• Exercise prompt
Copy out each line of the material below with no changes.
[start of Extracted records]
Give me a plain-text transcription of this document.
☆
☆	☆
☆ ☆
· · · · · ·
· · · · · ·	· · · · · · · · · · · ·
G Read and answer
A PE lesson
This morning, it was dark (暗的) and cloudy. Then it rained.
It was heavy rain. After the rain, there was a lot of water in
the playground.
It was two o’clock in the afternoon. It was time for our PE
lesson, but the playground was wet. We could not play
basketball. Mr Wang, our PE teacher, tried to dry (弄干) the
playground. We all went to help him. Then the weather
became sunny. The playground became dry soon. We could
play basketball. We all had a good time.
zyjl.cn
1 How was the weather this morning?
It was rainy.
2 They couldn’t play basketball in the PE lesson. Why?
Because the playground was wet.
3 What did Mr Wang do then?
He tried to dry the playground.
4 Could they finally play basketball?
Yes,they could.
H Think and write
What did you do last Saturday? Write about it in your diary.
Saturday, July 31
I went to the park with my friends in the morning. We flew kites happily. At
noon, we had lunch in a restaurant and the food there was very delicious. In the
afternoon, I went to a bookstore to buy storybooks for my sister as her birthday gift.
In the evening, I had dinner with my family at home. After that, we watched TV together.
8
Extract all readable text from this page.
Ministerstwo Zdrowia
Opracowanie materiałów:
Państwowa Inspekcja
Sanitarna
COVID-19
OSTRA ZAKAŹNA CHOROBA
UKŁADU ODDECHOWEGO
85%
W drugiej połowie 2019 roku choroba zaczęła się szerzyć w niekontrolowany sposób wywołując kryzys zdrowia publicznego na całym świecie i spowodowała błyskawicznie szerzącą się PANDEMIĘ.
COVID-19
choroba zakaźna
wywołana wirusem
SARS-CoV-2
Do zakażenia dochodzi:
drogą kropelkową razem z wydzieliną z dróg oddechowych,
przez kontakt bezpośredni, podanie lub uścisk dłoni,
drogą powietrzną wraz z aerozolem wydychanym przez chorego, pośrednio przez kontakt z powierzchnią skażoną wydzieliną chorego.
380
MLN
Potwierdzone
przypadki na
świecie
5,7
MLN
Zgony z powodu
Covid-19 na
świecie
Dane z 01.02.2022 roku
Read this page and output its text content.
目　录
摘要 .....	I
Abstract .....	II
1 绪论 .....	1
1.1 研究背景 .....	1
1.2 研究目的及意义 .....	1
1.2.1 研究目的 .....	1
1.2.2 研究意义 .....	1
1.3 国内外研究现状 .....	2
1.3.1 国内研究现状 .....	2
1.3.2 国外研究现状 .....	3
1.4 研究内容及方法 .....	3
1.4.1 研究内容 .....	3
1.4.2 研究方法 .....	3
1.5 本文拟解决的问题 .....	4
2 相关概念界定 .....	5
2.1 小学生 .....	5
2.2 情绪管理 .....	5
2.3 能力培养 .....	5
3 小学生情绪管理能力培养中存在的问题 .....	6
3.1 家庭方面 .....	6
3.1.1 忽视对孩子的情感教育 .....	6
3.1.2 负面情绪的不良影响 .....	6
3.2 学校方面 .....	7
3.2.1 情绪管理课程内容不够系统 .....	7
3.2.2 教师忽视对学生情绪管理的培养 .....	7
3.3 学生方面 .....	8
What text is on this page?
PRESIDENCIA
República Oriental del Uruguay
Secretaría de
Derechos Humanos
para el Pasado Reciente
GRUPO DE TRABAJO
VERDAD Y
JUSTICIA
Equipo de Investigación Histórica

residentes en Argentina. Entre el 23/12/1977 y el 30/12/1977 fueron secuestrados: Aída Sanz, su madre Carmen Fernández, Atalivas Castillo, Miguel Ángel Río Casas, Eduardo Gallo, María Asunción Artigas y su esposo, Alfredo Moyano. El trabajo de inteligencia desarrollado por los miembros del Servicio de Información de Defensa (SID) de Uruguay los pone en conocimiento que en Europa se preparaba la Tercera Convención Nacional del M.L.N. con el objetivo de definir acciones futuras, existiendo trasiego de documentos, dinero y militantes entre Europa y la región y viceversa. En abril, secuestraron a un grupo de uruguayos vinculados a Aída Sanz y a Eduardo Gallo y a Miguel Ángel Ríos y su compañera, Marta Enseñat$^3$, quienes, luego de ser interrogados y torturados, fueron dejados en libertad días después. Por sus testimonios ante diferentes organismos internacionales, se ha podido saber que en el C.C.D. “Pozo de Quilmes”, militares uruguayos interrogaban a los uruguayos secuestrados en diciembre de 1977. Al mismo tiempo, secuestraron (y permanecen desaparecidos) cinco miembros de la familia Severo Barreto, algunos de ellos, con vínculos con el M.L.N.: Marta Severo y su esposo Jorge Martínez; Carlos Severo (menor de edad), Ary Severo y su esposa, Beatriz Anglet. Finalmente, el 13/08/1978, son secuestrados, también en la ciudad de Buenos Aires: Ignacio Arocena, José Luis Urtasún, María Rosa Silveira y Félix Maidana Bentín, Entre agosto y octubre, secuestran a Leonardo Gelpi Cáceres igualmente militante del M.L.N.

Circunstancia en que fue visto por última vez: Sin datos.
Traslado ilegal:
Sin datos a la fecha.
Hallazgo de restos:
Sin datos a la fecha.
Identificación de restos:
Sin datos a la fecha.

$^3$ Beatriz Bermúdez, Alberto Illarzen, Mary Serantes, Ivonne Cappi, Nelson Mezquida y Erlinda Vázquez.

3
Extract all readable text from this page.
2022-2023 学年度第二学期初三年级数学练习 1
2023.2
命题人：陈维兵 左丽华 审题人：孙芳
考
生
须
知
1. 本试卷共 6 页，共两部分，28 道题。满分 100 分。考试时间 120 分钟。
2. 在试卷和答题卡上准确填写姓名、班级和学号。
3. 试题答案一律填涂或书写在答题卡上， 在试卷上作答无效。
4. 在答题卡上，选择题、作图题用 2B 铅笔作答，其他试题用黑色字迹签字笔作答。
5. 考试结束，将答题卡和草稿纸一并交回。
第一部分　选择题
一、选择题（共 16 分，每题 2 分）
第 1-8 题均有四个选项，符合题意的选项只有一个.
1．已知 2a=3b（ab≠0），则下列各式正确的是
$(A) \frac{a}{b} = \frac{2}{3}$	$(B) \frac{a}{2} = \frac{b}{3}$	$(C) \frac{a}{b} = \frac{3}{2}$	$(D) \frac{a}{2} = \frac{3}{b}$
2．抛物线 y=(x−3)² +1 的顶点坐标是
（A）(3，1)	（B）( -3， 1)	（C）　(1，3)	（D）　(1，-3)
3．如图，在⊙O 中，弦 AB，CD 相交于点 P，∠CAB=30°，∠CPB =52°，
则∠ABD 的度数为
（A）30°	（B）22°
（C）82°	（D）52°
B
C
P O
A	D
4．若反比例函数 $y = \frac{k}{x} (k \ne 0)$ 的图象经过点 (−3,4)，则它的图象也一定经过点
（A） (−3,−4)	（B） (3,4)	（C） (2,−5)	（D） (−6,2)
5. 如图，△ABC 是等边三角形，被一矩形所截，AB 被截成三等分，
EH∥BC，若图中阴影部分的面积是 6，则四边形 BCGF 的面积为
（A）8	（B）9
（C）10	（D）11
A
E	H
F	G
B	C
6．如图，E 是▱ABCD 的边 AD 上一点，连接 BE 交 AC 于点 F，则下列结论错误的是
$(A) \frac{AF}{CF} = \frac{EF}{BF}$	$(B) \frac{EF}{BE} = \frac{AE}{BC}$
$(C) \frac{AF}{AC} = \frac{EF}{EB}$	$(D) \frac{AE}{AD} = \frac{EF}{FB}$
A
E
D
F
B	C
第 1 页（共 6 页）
[end of Extracted records]
• Result of the task
Give me a plain-text transcription of this document.
☆
☆	☆
☆ ☆
· · · · · ·
· · · · · ·	· · · · · · · · · · · ·
G Read and answer
A PE lesson
This morning, it was dark (暗的) and cloudy. Then it rained.
It was heavy rain. After the rain, there was a lot of water in
the playground.
It was two o’clock in the afternoon. It was time for our PE
lesson, but the playground was wet. We could not play
basketball. Mr Wang, our PE teacher, tried to dry (弄干) the
playground. We all went to help him. Then the weather
became sunny. The playground became dry soon. We could
play basketball. We all had a good time.
zyjl.cn
1 How was the weather this morning?
It was rainy.
2 They couldn’t play basketball in the PE lesson. Why?
Because the playground was wet.
3 What did Mr Wang do then?
He tried to dry the playground.
4 Could they finally play basketball?
Yes,they could.
H Think and write
What did you do last Saturday? Write about it in your diary.
Saturday, July 31
I went to the park with my friends in the morning. We flew kites happily. At
noon, we had lunch in a restaurant and the food there was very delicious. In the
afternoon, I went to a bookstore to buy storybooks for my sister as her birthday gift.
In the evening, I had dinner with my family at home. After that, we watched TV together.
8
Extract all readable text from this page.
Ministerstwo Zdrowia
Opracowanie materiałów:
Państwowa Inspekcja
Sanitarna
COVID-19
OSTRA ZAKAŹNA CHOROBA
UKŁADU ODDECHOWEGO
85%
W drugiej połowie 2019 roku choroba zaczęła się szerzyć w niekontrolowany sposób wywołując kryzys zdrowia publicznego na całym świecie i spowodowała błyskawicznie szerzącą się PANDEMIĘ.
COVID-19
choroba zakaźna
wywołana wirusem
SARS-CoV-2
Do zakażenia dochodzi:
drogą kropelkową razem z wydzieliną z dróg oddechowych,
przez kontakt bezpośredni, podanie lub uścisk dłoni,
drogą powietrzną wraz z aerozolem wydychanym przez chorego, pośrednio przez kontakt z powierzchnią skażoną wydzieliną chorego.
380
MLN
Potwierdzone
przypadki na
świecie
5,7
MLN
Zgony z powodu
Covid-19 na
świecie
Dane z 01.02.2022 roku
Read this page and output its text content.
目　录
摘要 .....	I
Abstract .....	II
1 绪论 .....	1
1.1 研究背景 .....	1
1.2 研究目的及意义 .....	1
1.2.1 研究目的 .....	1
1.2.2 研究意义 .....	1
1.3 国内外研究现状 .....	2
1.3.1 国内研究现状 .....	2
1.3.2 国外研究现状 .....	3
1.4 研究内容及方法 .....	3
1.4.1 研究内容 .....	3
1.4.2 研究方法 .....	3
1.5 本文拟解决的问题 .....	4
2 相关概念界定 .....	5
2.1 小学生 .....	5
2.2 情绪管理 .....	5
2.3 能力培养 .....	5
3 小学生情绪管理能力培养中存在的问题 .....	6
3.1 家庭方面 .....	6
3.1.1 忽视对孩子的情感教育 .....	6
3.1.2 负面情绪的不良影响 .....	6
3.2 学校方面 .....	7
3.2.1 情绪管理课程内容不够系统 .....	7
3.2.2 教师忽视对学生情绪管理的培养 .....	7
3.3 学生方面 .....	8
What text is on this page?
PRESIDENCIA
República Oriental del Uruguay
Secretaría de
Derechos Humanos
para el Pasado Reciente
GRUPO DE TRABAJO
VERDAD Y
JUSTICIA
Equipo de Investigación Histórica

residentes en Argentina. Entre el 23/12/1977 y el 30/12/1977 fueron secuestrados: Aída Sanz, su madre Carmen Fernández, Atalivas Castillo, Miguel Ángel Río Casas, Eduardo Gallo, María Asunción Artigas y su esposo, Alfredo Moyano. El trabajo de inteligencia desarrollado por los miembros del Servicio de Información de Defensa (SID) de Uruguay los pone en conocimiento que en Europa se preparaba la Tercera Convención Nacional del M.L.N. con el objetivo de definir acciones futuras, existiendo trasiego de documentos, dinero y militantes entre Europa y la región y viceversa. En abril, secuestraron a un grupo de uruguayos vinculados a Aída Sanz y a Eduardo Gallo y a Miguel Ángel Ríos y su compañera, Marta Enseñat$^3$, quienes, luego de ser interrogados y torturados, fueron dejados en libertad días después. Por sus testimonios ante diferentes organismos internacionales, se ha podido saber que en el C.C.D. “Pozo de Quilmes”, militares uruguayos interrogaban a los uruguayos secuestrados en diciembre de 1977. Al mismo tiempo, secuestraron (y permanecen desaparecidos) cinco miembros de la familia Severo Barreto, algunos de ellos, con vínculos con el M.L.N.: Marta Severo y su esposo Jorge Martínez; Carlos Severo (menor de edad), Ary Severo y su esposa, Beatriz Anglet. Finalmente, el 13/08/1978, son secuestrados, también en la ciudad de Buenos Aires: Ignacio Arocena, José Luis Urtasún, María Rosa Silveira y Félix Maidana Bentín, Entre agosto y octubre, secuestran a Leonardo Gelpi Cáceres igualmente militante del M.L.N.

Circunstancia en que fue visto por última vez: Sin datos.
Traslado ilegal:
Sin datos a la fecha.
Hallazgo de restos:
Sin datos a la fecha.
Identificación de restos:
Sin datos a la fecha.

$^3$ Beatriz Bermúdez, Alberto Illarzen, Mary Serantes, Ivonne Cappi, Nelson Mezquida y Erlinda Vázquez.

3
Extract all readable text from this page.
2022-2023 学年度第二学期初三年级数学练习 1
2023.2
命题人：陈维兵 左丽华 审题人：孙芳
考
生
须
知
1. 本试卷共 6 页，共两部分，28 道题。满分 100 分。考试时间 120 分钟。
2. 在试卷和答题卡上准确填写姓名、班级和学号。
3. 试题答案一律填涂或书写在答题卡上， 在试卷上作答无效。
4. 在答题卡上，选择题、作图题用 2B 铅笔作答，其他试题用黑色字迹签字笔作答。
5. 考试结束，将答题卡和草稿纸一并交回。
第一部分　选择题
一、选择题（共 16 分，每题 2 分）
第 1-8 题均有四个选项，符合题意的选项只有一个.
1．已知 2a=3b（ab≠0），则下列各式正确的是
$(A) \frac{a}{b} = \frac{2}{3}$	$(B) \frac{a}{2} = \frac{b}{3}$	$(C) \frac{a}{b} = \frac{3}{2}$	$(D) \frac{a}{2} = \frac{3}{b}$
2．抛物线 y=(x−3)² +1 的顶点坐标是
（A）(3，1)	（B）( -3， 1)	（C）　(1，3)	（D）　(1，-3)
3．如图，在⊙O 中，弦 AB，CD 相交于点 P，∠CAB=30°，∠CPB =52°，
则∠ABD 的度数为
（A）30°	（B）22°
（C）82°	（D）52°
B
C
P O
A	D
4．若反比例函数 $y = \frac{k}{x} (k \ne 0)$ 的图象经过点 (−3,4)，则它的图象也一定经过点
（A） (−3,−4)	（B） (3,4)	（C） (2,−5)	（D） (−6,2)
5. 如图，△ABC 是等边三角形，被一矩形所截，AB 被截成三等分，
EH∥BC，若图中阴影部分的面积是 6，则四边形 BCGF 的面积为
（A）8	（B）9
（C）10	（D）11
A
E	H
F	G
B	C
6．如图，E 是▱ABCD 的边 AD 上一点，连接 BE 交 AC 于点 F，则下列结论错误的是
$(A) \frac{AF}{CF} = \frac{EF}{BF}$	$(B) \frac{EF}{BE} = \frac{AE}{BC}$
$(C) \frac{AF}{AC} = \frac{EF}{EB}$	$(D) \frac{AE}{AD} = \frac{EF}{FB}$
A
E
D
F
B	C
第 1 页（共 6 页）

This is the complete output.